Stated task
Copy the records below exactly, leaving out every picture.
━━ Rows ━━
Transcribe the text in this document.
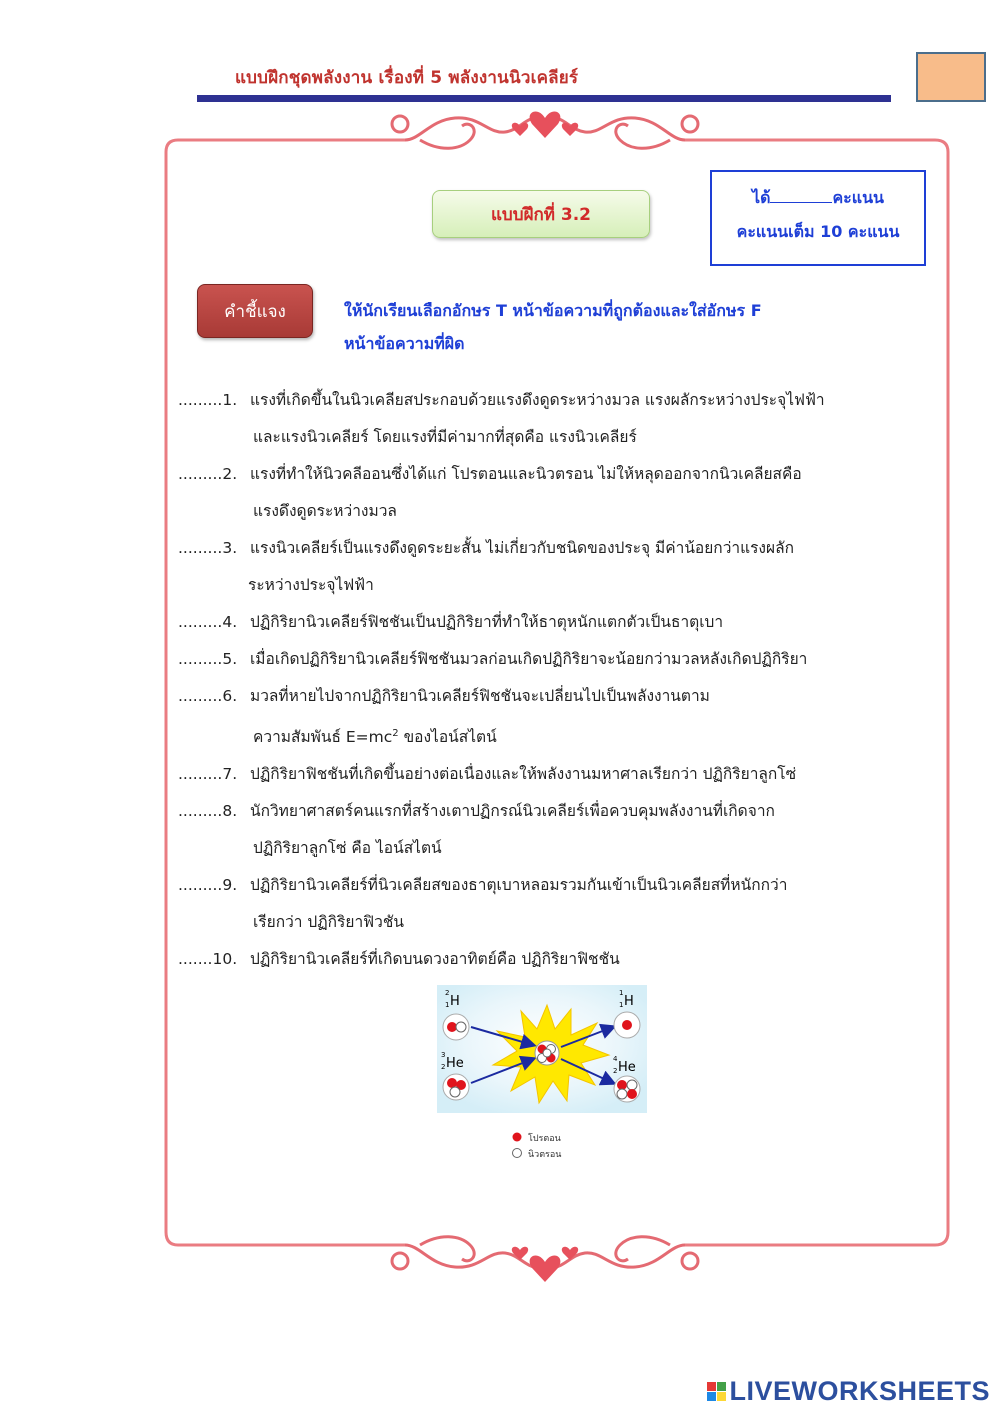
แบบฝึกชุดพลังงาน เรื่องที่ 5 พลังงานนิวเคลียร์
แบบฝึกที่ 3.2
ได้	คะแนน
คะแนนเต็ม 10 คะแนน
คำชี้แจง	ให้นักเรียนเลือกอักษร T หน้าข้อความที่ถูกต้องและใส่อักษร F
หน้าข้อความที่ผิด
.........1. แรงที่เกิดขึ้นในนิวเคลียสประกอบด้วยแรงดึงดูดระหว่างมวล แรงผลักระหว่างประจุไฟฟ้า
และแรงนิวเคลียร์ โดยแรงที่มีค่ามากที่สุดคือ แรงนิวเคลียร์
.........2. แรงที่ทำให้นิวคลีออนซึ่งได้แก่ โปรตอนและนิวตรอน ไม่ให้หลุดออกจากนิวเคลียสคือ
แรงดึงดูดระหว่างมวล
.........3. แรงนิวเคลียร์เป็นแรงดึงดูดระยะสั้น ไม่เกี่ยวกับชนิดของประจุ มีค่าน้อยกว่าแรงผลัก
ระหว่างประจุไฟฟ้า
.........4. ปฏิกิริยานิวเคลียร์ฟิชชันเป็นปฏิกิริยาที่ทำให้ธาตุหนักแตกตัวเป็นธาตุเบา
.........5. เมื่อเกิดปฏิกิริยานิวเคลียร์ฟิชชันมวลก่อนเกิดปฏิกิริยาจะน้อยกว่ามวลหลังเกิดปฏิกิริยา
.........6. มวลที่หายไปจากปฏิกิริยานิวเคลียร์ฟิชชันจะเปลี่ยนไปเป็นพลังงานตาม
ความสัมพันธ์ $E=mc^2$ ของไอน์สไตน์
.........7. ปฏิกิริยาฟิชชันที่เกิดขึ้นอย่างต่อเนื่องและให้พลังงานมหาศาลเรียกว่า ปฏิกิริยาลูกโซ่
.........8. นักวิทยาศาสตร์คนแรกที่สร้างเตาปฏิกรณ์นิวเคลียร์เพื่อควบคุมพลังงานที่เกิดจาก
ปฏิกิริยาลูกโซ่ คือ ไอน์สไตน์
.........9. ปฏิกิริยานิวเคลียร์ที่นิวเคลียสของธาตุเบาหลอมรวมกันเข้าเป็นนิวเคลียสที่หนักกว่า
เรียกว่า ปฏิกิริยาฟิวชัน
.......10. ปฏิกิริยานิวเคลียร์ที่เกิดบนดวงอาทิตย์คือ ปฏิกิริยาฟิชชัน
2
1 H
3
2 He
1
1 H
4
2 He
โปรตอน
นิวตรอน
LIVEWORKSHEETS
━━━
Reply to the exercise
Transcribe the text in this document.
แบบฝึกชุดพลังงาน เรื่องที่ 5 พลังงานนิวเคลียร์
แบบฝึกที่ 3.2
ได้	คะแนน
คะแนนเต็ม 10 คะแนน
คำชี้แจง	ให้นักเรียนเลือกอักษร T หน้าข้อความที่ถูกต้องและใส่อักษร F
หน้าข้อความที่ผิด
.........1. แรงที่เกิดขึ้นในนิวเคลียสประกอบด้วยแรงดึงดูดระหว่างมวล แรงผลักระหว่างประจุไฟฟ้า
และแรงนิวเคลียร์ โดยแรงที่มีค่ามากที่สุดคือ แรงนิวเคลียร์
.........2. แรงที่ทำให้นิวคลีออนซึ่งได้แก่ โปรตอนและนิวตรอน ไม่ให้หลุดออกจากนิวเคลียสคือ
แรงดึงดูดระหว่างมวล
.........3. แรงนิวเคลียร์เป็นแรงดึงดูดระยะสั้น ไม่เกี่ยวกับชนิดของประจุ มีค่าน้อยกว่าแรงผลัก
ระหว่างประจุไฟฟ้า
.........4. ปฏิกิริยานิวเคลียร์ฟิชชันเป็นปฏิกิริยาที่ทำให้ธาตุหนักแตกตัวเป็นธาตุเบา
.........5. เมื่อเกิดปฏิกิริยานิวเคลียร์ฟิชชันมวลก่อนเกิดปฏิกิริยาจะน้อยกว่ามวลหลังเกิดปฏิกิริยา
.........6. มวลที่หายไปจากปฏิกิริยานิวเคลียร์ฟิชชันจะเปลี่ยนไปเป็นพลังงานตาม
ความสัมพันธ์ $E=mc^2$ ของไอน์สไตน์
.........7. ปฏิกิริยาฟิชชันที่เกิดขึ้นอย่างต่อเนื่องและให้พลังงานมหาศาลเรียกว่า ปฏิกิริยาลูกโซ่
.........8. นักวิทยาศาสตร์คนแรกที่สร้างเตาปฏิกรณ์นิวเคลียร์เพื่อควบคุมพลังงานที่เกิดจาก
ปฏิกิริยาลูกโซ่ คือ ไอน์สไตน์
.........9. ปฏิกิริยานิวเคลียร์ที่นิวเคลียสของธาตุเบาหลอมรวมกันเข้าเป็นนิวเคลียสที่หนักกว่า
เรียกว่า ปฏิกิริยาฟิวชัน
.......10. ปฏิกิริยานิวเคลียร์ที่เกิดบนดวงอาทิตย์คือ ปฏิกิริยาฟิชชัน
2
1 H
3
2 He
1
1 H
4
2 He
โปรตอน
นิวตรอน
LIVEWORKSHEETS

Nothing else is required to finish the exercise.